[Figure record extracts]

* * * * * * * * *

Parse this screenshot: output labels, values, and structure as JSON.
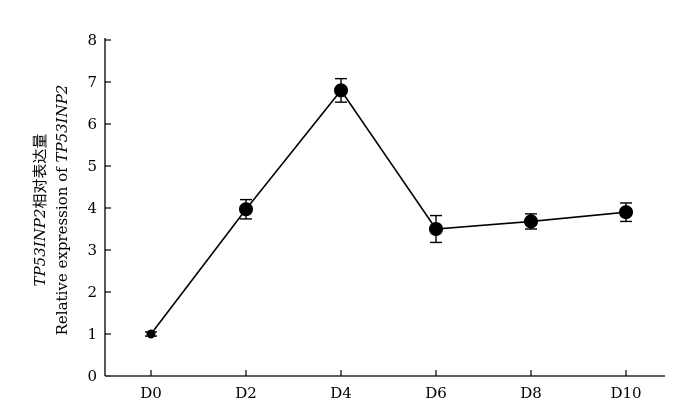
{
  "chart_data": {
    "type": "line",
    "categories": [
      "D0",
      "D2",
      "D4",
      "D6",
      "D8",
      "D10"
    ],
    "series": [
      {
        "values": [
          1.0,
          3.97,
          6.8,
          3.5,
          3.68,
          3.9
        ],
        "error": [
          0.05,
          0.23,
          0.28,
          0.32,
          0.18,
          0.22
        ]
      }
    ],
    "ylabel_line1_gene": "TP53INP2",
    "ylabel_line1_text": "相对表达量",
    "ylabel_line2_text": "Relative expression of ",
    "ylabel_line2_gene": "TP53INP2",
    "ylim": [
      0,
      8
    ],
    "yticks": [
      0,
      1,
      2,
      3,
      4,
      5,
      6,
      7,
      8
    ],
    "yticklabels": [
      "0",
      "1",
      "2",
      "3",
      "4",
      "5",
      "6",
      "7",
      "8"
    ],
    "grid": false,
    "legend": "none",
    "line_color": "#000000",
    "marker_color": "#000000"
  }
}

* * * * * * * * *

### Aim of the task
Exclude all images and restate the records above word for word.

### Written solution
Parse this screenshot: output labels, values, and structure as JSON.
{
  "chart_data": {
    "type": "line",
    "categories": [
      "D0",
      "D2",
      "D4",
      "D6",
      "D8",
      "D10"
    ],
    "series": [
      {
        "values": [
          1.0,
          3.97,
          6.8,
          3.5,
          3.68,
          3.9
        ],
        "error": [
          0.05,
          0.23,
          0.28,
          0.32,
          0.18,
          0.22
        ]
      }
    ],
    "ylabel_line1_gene": "TP53INP2",
    "ylabel_line1_text": "相对表达量",
    "ylabel_line2_text": "Relative expression of ",
    "ylabel_line2_gene": "TP53INP2",
    "ylim": [
      0,
      8
    ],
    "yticks": [
      0,
      1,
      2,
      3,
      4,
      5,
      6,
      7,
      8
    ],
    "yticklabels": [
      "0",
      "1",
      "2",
      "3",
      "4",
      "5",
      "6",
      "7",
      "8"
    ],
    "grid": false,
    "legend": "none",
    "line_color": "#000000",
    "marker_color": "#000000"
  }
}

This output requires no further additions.